▸ Your goal: Can you write out all the lines word for word, with no pictures?

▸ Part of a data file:
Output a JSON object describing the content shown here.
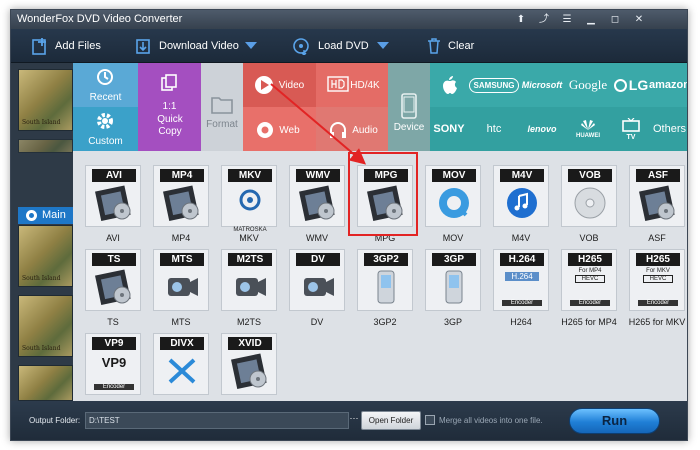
{
  "window": {
    "title": "WonderFox DVD Video Converter"
  },
  "toolbar": {
    "add_files": "Add Files",
    "download_video": "Download Video",
    "load_dvd": "Load DVD",
    "clear": "Clear"
  },
  "left_panel": {
    "main_tab": "Main",
    "thumb_caption": "South Island"
  },
  "categories": {
    "recent": "Recent",
    "custom": "Custom",
    "quick_copy_num": "1:1",
    "quick_copy": "Quick Copy",
    "format": "Format",
    "video": "Video",
    "hd4k": "HD/4K",
    "web": "Web",
    "audio": "Audio",
    "device": "Device"
  },
  "brands": [
    "SAMSUNG",
    "Microsoft",
    "Google",
    "LG",
    "amazon",
    "SONY",
    "htc",
    "lenovo",
    "HUAWEI",
    "TV",
    "Others"
  ],
  "formats": [
    {
      "header": "AVI",
      "name": "AVI"
    },
    {
      "header": "MP4",
      "name": "MP4"
    },
    {
      "header": "MKV",
      "name": "MKV"
    },
    {
      "header": "WMV",
      "name": "WMV"
    },
    {
      "header": "MPG",
      "name": "MPG"
    },
    {
      "header": "MOV",
      "name": "MOV"
    },
    {
      "header": "M4V",
      "name": "M4V"
    },
    {
      "header": "VOB",
      "name": "VOB"
    },
    {
      "header": "ASF",
      "name": "ASF"
    },
    {
      "header": "TS",
      "name": "TS"
    },
    {
      "header": "MTS",
      "name": "MTS"
    },
    {
      "header": "M2TS",
      "name": "M2TS"
    },
    {
      "header": "DV",
      "name": "DV"
    },
    {
      "header": "3GP2",
      "name": "3GP2"
    },
    {
      "header": "3GP",
      "name": "3GP"
    },
    {
      "header": "H.264",
      "name": "H264"
    },
    {
      "header": "H265",
      "name": "H265 for MP4"
    },
    {
      "header": "H265",
      "name": "H265 for MKV"
    },
    {
      "header": "VP9",
      "name": "VP9"
    },
    {
      "header": "DIVX",
      "name": "DIVX"
    },
    {
      "header": "XVID",
      "name": "XVID"
    }
  ],
  "tile_text": {
    "matroska": "MATROSKA",
    "h264": "H.264",
    "encoder": "Encoder",
    "for_mp4": "For MP4",
    "for_mkv": "For MKV",
    "hevc": "HEVC",
    "vp9": "VP9"
  },
  "bottom": {
    "output_folder_label": "Output Folder:",
    "output_folder_value": "D:\\TEST",
    "browse": "···",
    "open_folder": "Open Folder",
    "merge_label": "Merge all videos into one file.",
    "run": "Run"
  },
  "colors": {
    "toolbar_bg": "#1f2d3d",
    "recent_tile": "#5aa9d6",
    "quick_copy_tile": "#a44fc0",
    "format_tile": "#cfd4d9",
    "video_tile": "#e4645f",
    "device_tile": "#7ea7a7",
    "brand_tile": "#3aa9a9",
    "highlight_box": "#e22424",
    "run_button": "#1f7fd6"
  }
}
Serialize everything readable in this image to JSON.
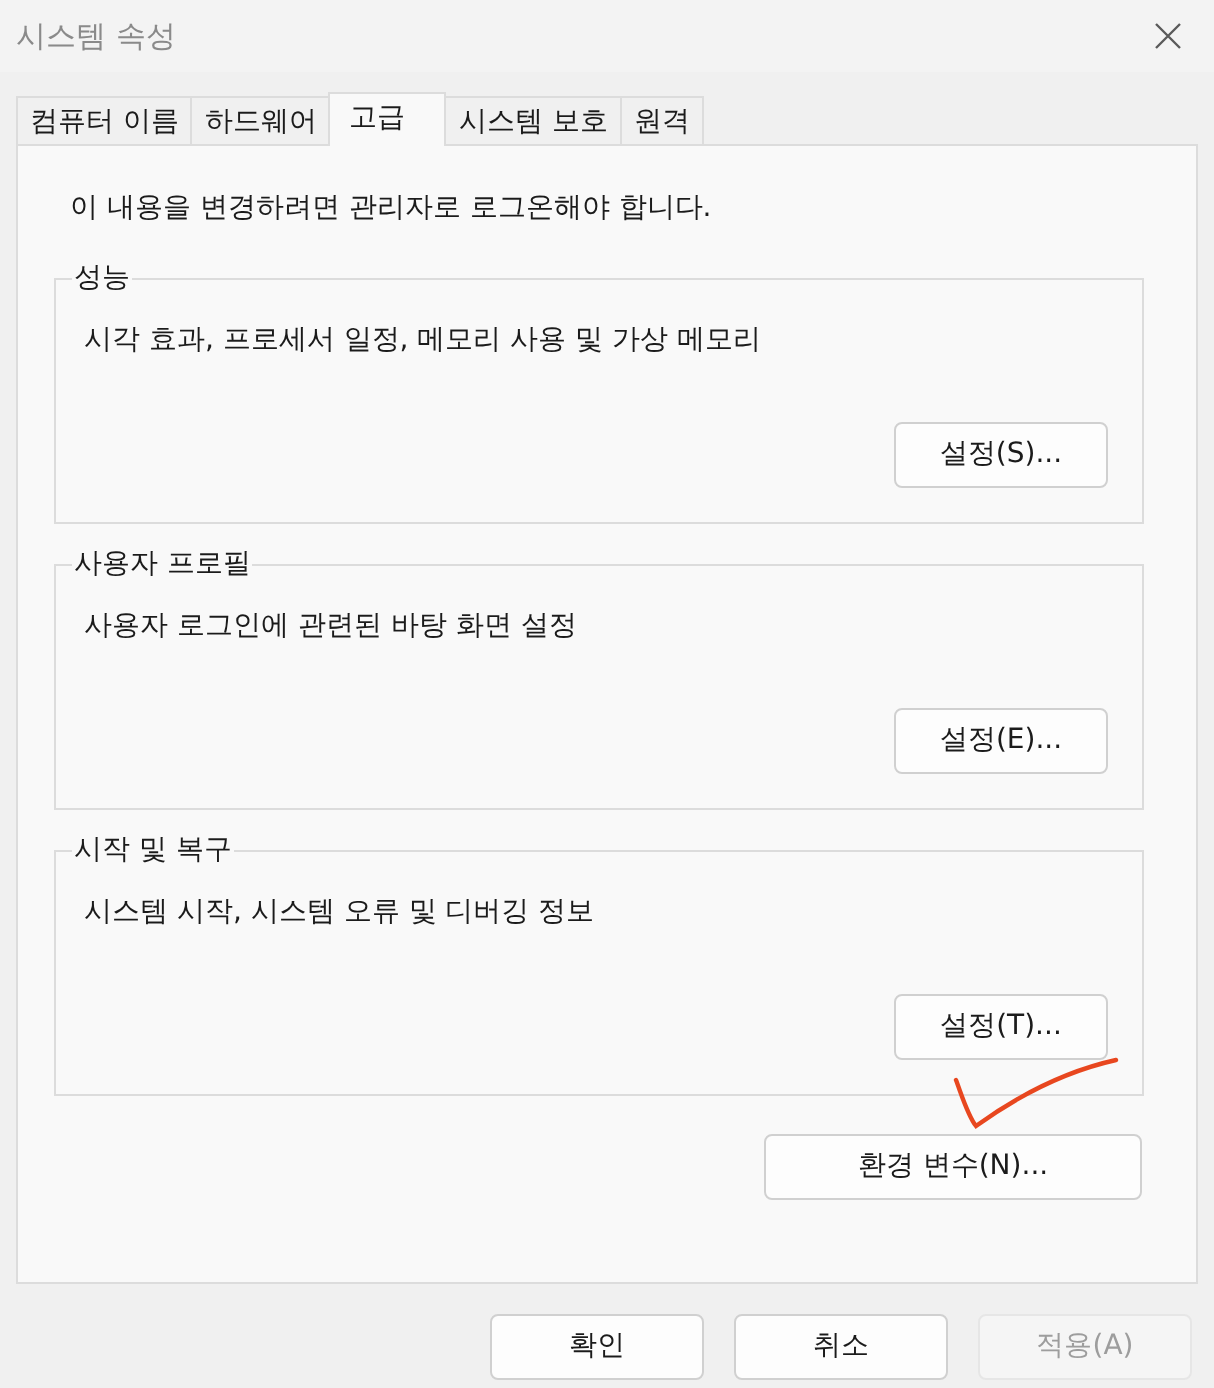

▸ Result:
Output a JSON object describing the content shown here.
{
  "window": {
    "title": "WonderFox DVD Video Converter"
  },
  "toolbar": {
    "add_files": "Add Files",
    "download_video": "Download Video",
    "load_dvd": "Load DVD",
    "clear": "Clear"
  },
  "left_panel": {
    "main_tab": "Main",
    "thumb_caption": "South Island"
  },
  "categories": {
    "recent": "Recent",
    "custom": "Custom",
    "quick_copy_num": "1:1",
    "quick_copy": "Quick Copy",
    "format": "Format",
    "video": "Video",
    "hd4k": "HD/4K",
    "web": "Web",
    "audio": "Audio",
    "device": "Device"
  },
  "brands": [
    "SAMSUNG",
    "Microsoft",
    "Google",
    "LG",
    "amazon",
    "SONY",
    "htc",
    "lenovo",
    "HUAWEI",
    "TV",
    "Others"
  ],
  "formats": [
    {
      "header": "AVI",
      "name": "AVI"
    },
    {
      "header": "MP4",
      "name": "MP4"
    },
    {
      "header": "MKV",
      "name": "MKV"
    },
    {
      "header": "WMV",
      "name": "WMV"
    },
    {
      "header": "MPG",
      "name": "MPG"
    },
    {
      "header": "MOV",
      "name": "MOV"
    },
    {
      "header": "M4V",
      "name": "M4V"
    },
    {
      "header": "VOB",
      "name": "VOB"
    },
    {
      "header": "ASF",
      "name": "ASF"
    },
    {
      "header": "TS",
      "name": "TS"
    },
    {
      "header": "MTS",
      "name": "MTS"
    },
    {
      "header": "M2TS",
      "name": "M2TS"
    },
    {
      "header": "DV",
      "name": "DV"
    },
    {
      "header": "3GP2",
      "name": "3GP2"
    },
    {
      "header": "3GP",
      "name": "3GP"
    },
    {
      "header": "H.264",
      "name": "H264"
    },
    {
      "header": "H265",
      "name": "H265 for MP4"
    },
    {
      "header": "H265",
      "name": "H265 for MKV"
    },
    {
      "header": "VP9",
      "name": "VP9"
    },
    {
      "header": "DIVX",
      "name": "DIVX"
    },
    {
      "header": "XVID",
      "name": "XVID"
    }
  ],
  "tile_text": {
    "matroska": "MATROSKA",
    "h264": "H.264",
    "encoder": "Encoder",
    "for_mp4": "For MP4",
    "for_mkv": "For MKV",
    "hevc": "HEVC",
    "vp9": "VP9"
  },
  "bottom": {
    "output_folder_label": "Output Folder:",
    "output_folder_value": "D:\\TEST",
    "browse": "···",
    "open_folder": "Open Folder",
    "merge_label": "Merge all videos into one file.",
    "run": "Run"
  },
  "colors": {
    "toolbar_bg": "#1f2d3d",
    "recent_tile": "#5aa9d6",
    "quick_copy_tile": "#a44fc0",
    "format_tile": "#cfd4d9",
    "video_tile": "#e4645f",
    "device_tile": "#7ea7a7",
    "brand_tile": "#3aa9a9",
    "highlight_box": "#e22424",
    "run_button": "#1f7fd6"
  }
}
Serialize everything readable in this image to JSON.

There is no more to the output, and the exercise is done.